### WHAT IS ASKED
Skip the pictures. Repeat everything else in the records word for word.

### SUPPLIED DATA
-*-

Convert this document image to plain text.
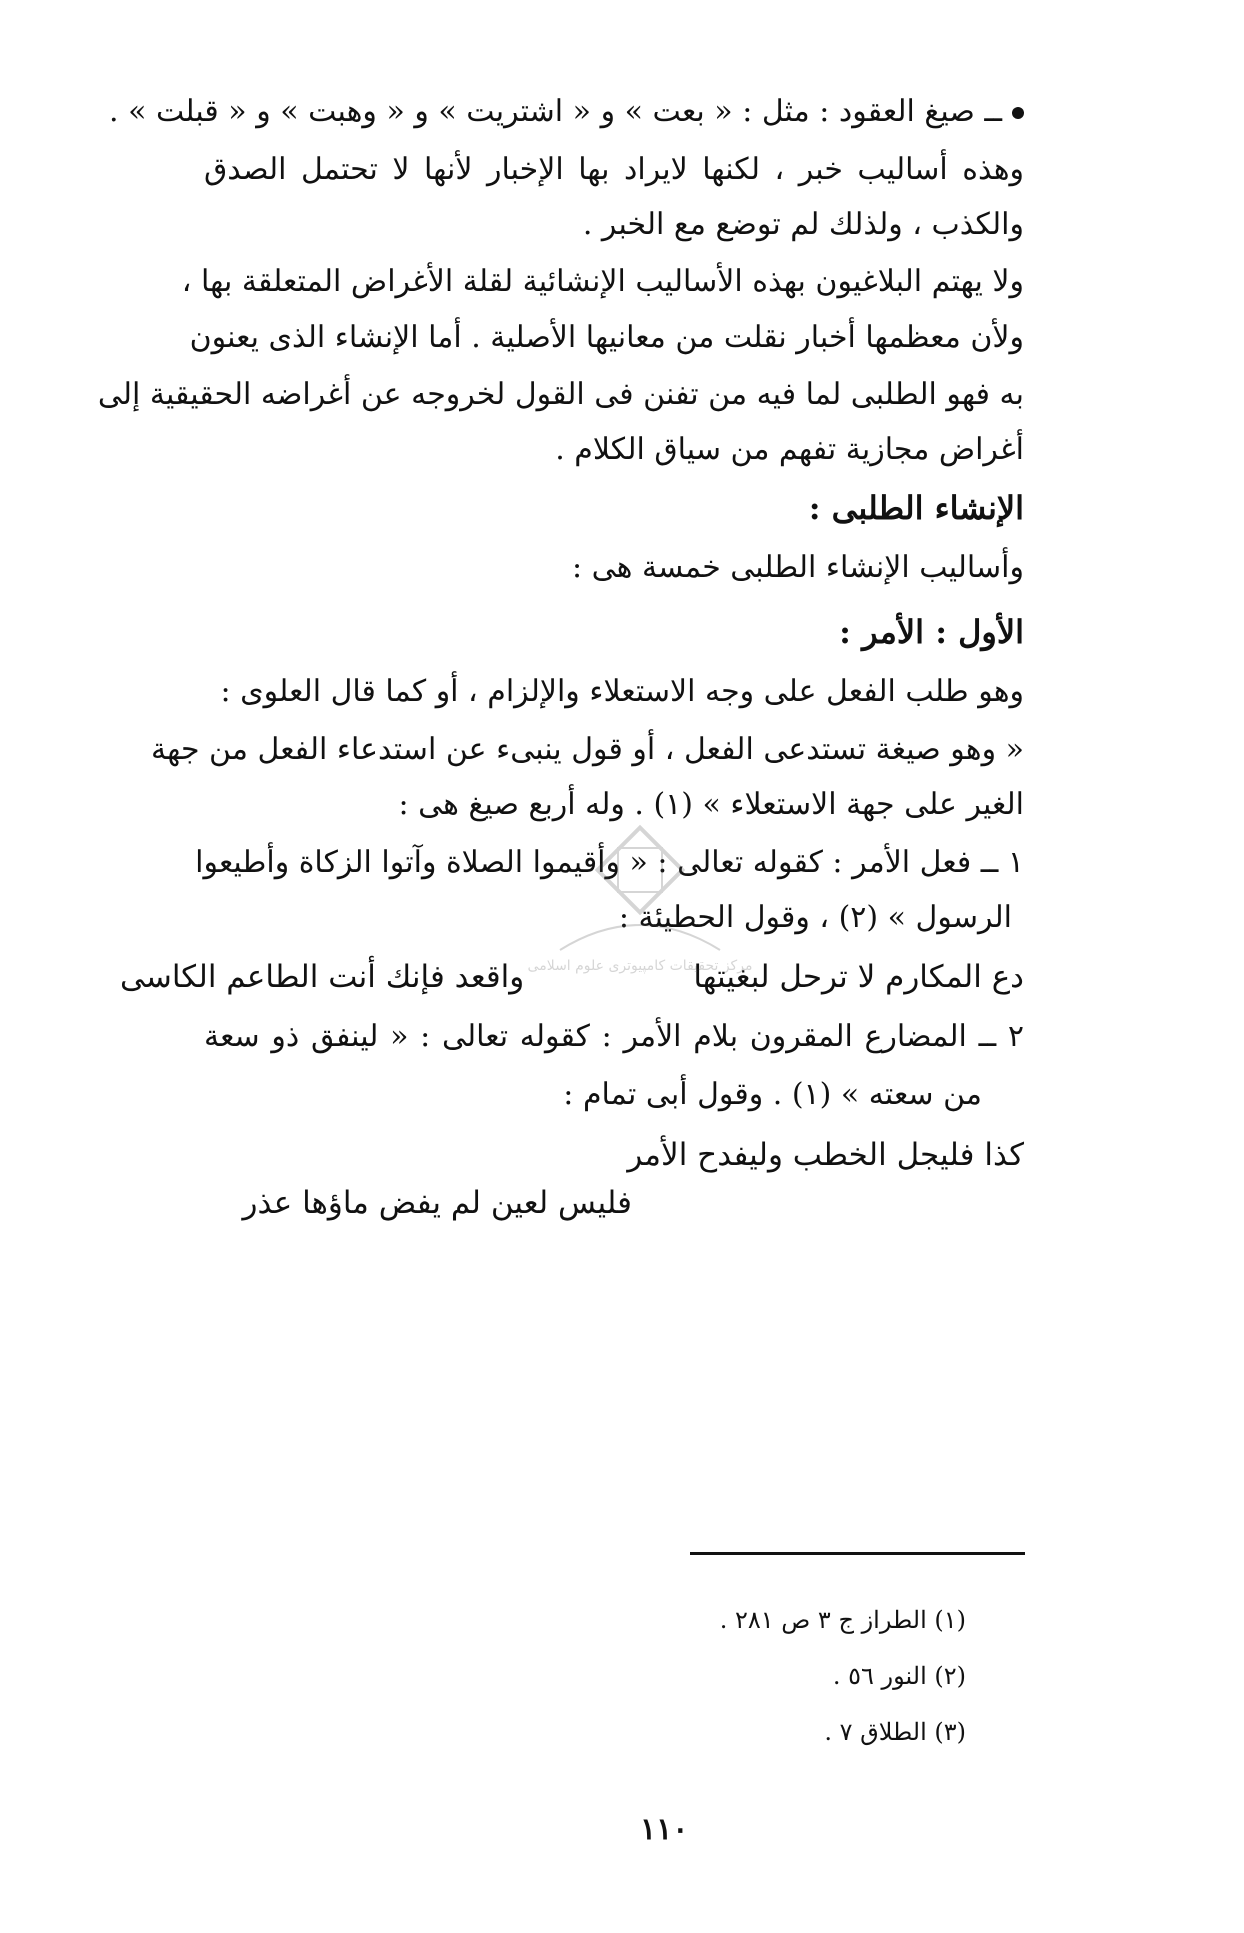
ــ صيغ العقود : مثل : « بعت » و « اشتريت » و « وهبت » و « قبلت » .
وهذه أساليب خبر ، لكنها لايراد بها الإخبار لأنها لا تحتمل الصدق
والكذب ، ولذلك لم توضع مع الخبر .
ولا يهتم البلاغيون بهذه الأساليب الإنشائية لقلة الأغراض المتعلقة بها ،
ولأن معظمها أخبار نقلت من معانيها الأصلية . أما الإنشاء الذى يعنون
به فهو الطلبى لما فيه من تفنن فى القول لخروجه عن أغراضه الحقيقية إلى
أغراض مجازية تفهم من سياق الكلام .
الإنشاء الطلبى :
وأساليب الإنشاء الطلبى خمسة هى :
الأول : الأمر :
وهو طلب الفعل على وجه الاستعلاء والإلزام ، أو كما قال العلوى :
« وهو صيغة تستدعى الفعل ، أو قول ينبىء عن استدعاء الفعل من جهة
الغير على جهة الاستعلاء » (١) . وله أربع صيغ هى :
١ ــ فعل الأمر : كقوله تعالى : « وأقيموا الصلاة وآتوا الزكاة وأطيعوا
الرسول » (٢) ، وقول الحطيئة :
دع المكارم لا ترحل لبغيتها
واقعد فإنك أنت الطاعم الكاسى
٢ ــ المضارع المقرون بلام الأمر : كقوله تعالى : « لينفق ذو سعة
من سعته » (١) . وقول أبى تمام :
كذا فليجل الخطب وليفدح الأمر
فليس لعين لم يفض ماؤها عذر
(١) الطراز ج ٣ ص ٢٨١ .
(٢) النور ٥٦ .
(٣) الطلاق ٧ .
١١٠
مركز تحقيقات كامپيوترى علوم اسلامى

-*-

### OUTPUT OF THE TASK
Convert this document image to plain text.
ــ صيغ العقود : مثل : « بعت » و « اشتريت » و « وهبت » و « قبلت » .
وهذه أساليب خبر ، لكنها لايراد بها الإخبار لأنها لا تحتمل الصدق
والكذب ، ولذلك لم توضع مع الخبر .
ولا يهتم البلاغيون بهذه الأساليب الإنشائية لقلة الأغراض المتعلقة بها ،
ولأن معظمها أخبار نقلت من معانيها الأصلية . أما الإنشاء الذى يعنون
به فهو الطلبى لما فيه من تفنن فى القول لخروجه عن أغراضه الحقيقية إلى
أغراض مجازية تفهم من سياق الكلام .
الإنشاء الطلبى :
وأساليب الإنشاء الطلبى خمسة هى :
الأول : الأمر :
وهو طلب الفعل على وجه الاستعلاء والإلزام ، أو كما قال العلوى :
« وهو صيغة تستدعى الفعل ، أو قول ينبىء عن استدعاء الفعل من جهة
الغير على جهة الاستعلاء » (١) . وله أربع صيغ هى :
١ ــ فعل الأمر : كقوله تعالى : « وأقيموا الصلاة وآتوا الزكاة وأطيعوا
الرسول » (٢) ، وقول الحطيئة :
دع المكارم لا ترحل لبغيتها
واقعد فإنك أنت الطاعم الكاسى
٢ ــ المضارع المقرون بلام الأمر : كقوله تعالى : « لينفق ذو سعة
من سعته » (١) . وقول أبى تمام :
كذا فليجل الخطب وليفدح الأمر
فليس لعين لم يفض ماؤها عذر
(١) الطراز ج ٣ ص ٢٨١ .
(٢) النور ٥٦ .
(٣) الطلاق ٧ .
١١٠
مركز تحقيقات كامپيوترى علوم اسلامى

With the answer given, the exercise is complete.